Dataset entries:
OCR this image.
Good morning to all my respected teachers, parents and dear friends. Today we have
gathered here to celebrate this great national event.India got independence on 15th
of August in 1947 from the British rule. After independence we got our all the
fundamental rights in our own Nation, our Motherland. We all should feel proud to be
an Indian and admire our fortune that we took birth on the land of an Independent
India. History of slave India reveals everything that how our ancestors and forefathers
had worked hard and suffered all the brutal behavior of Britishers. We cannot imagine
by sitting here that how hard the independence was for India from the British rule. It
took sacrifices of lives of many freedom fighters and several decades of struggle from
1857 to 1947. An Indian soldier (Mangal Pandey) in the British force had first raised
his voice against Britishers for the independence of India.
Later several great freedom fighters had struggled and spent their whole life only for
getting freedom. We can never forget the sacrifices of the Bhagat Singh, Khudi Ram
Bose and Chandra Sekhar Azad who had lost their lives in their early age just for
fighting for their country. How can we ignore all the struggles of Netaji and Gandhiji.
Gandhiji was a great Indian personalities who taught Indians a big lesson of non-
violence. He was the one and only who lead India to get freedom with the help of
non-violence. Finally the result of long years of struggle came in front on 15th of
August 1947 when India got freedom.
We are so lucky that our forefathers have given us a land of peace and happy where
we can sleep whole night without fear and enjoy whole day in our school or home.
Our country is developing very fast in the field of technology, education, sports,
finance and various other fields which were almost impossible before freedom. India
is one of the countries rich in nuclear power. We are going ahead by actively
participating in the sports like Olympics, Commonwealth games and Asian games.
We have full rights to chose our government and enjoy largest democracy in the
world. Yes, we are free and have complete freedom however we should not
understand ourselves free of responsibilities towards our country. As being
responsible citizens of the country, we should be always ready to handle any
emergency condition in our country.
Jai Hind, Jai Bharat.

EXERCISE OBJECTIVE: From the first line to the last, please quote the material above exactly.

IN RESPONSE:
OCR this image.
Good morning to all my respected teachers, parents and dear friends. Today we have
gathered here to celebrate this great national event.India got independence on 15th
of August in 1947 from the British rule. After independence we got our all the
fundamental rights in our own Nation, our Motherland. We all should feel proud to be
an Indian and admire our fortune that we took birth on the land of an Independent
India. History of slave India reveals everything that how our ancestors and forefathers
had worked hard and suffered all the brutal behavior of Britishers. We cannot imagine
by sitting here that how hard the independence was for India from the British rule. It
took sacrifices of lives of many freedom fighters and several decades of struggle from
1857 to 1947. An Indian soldier (Mangal Pandey) in the British force had first raised
his voice against Britishers for the independence of India.
Later several great freedom fighters had struggled and spent their whole life only for
getting freedom. We can never forget the sacrifices of the Bhagat Singh, Khudi Ram
Bose and Chandra Sekhar Azad who had lost their lives in their early age just for
fighting for their country. How can we ignore all the struggles of Netaji and Gandhiji.
Gandhiji was a great Indian personalities who taught Indians a big lesson of non-
violence. He was the one and only who lead India to get freedom with the help of
non-violence. Finally the result of long years of struggle came in front on 15th of
August 1947 when India got freedom.
We are so lucky that our forefathers have given us a land of peace and happy where
we can sleep whole night without fear and enjoy whole day in our school or home.
Our country is developing very fast in the field of technology, education, sports,
finance and various other fields which were almost impossible before freedom. India
is one of the countries rich in nuclear power. We are going ahead by actively
participating in the sports like Olympics, Commonwealth games and Asian games.
We have full rights to chose our government and enjoy largest democracy in the
world. Yes, we are free and have complete freedom however we should not
understand ourselves free of responsibilities towards our country. As being
responsible citizens of the country, we should be always ready to handle any
emergency condition in our country.
Jai Hind, Jai Bharat.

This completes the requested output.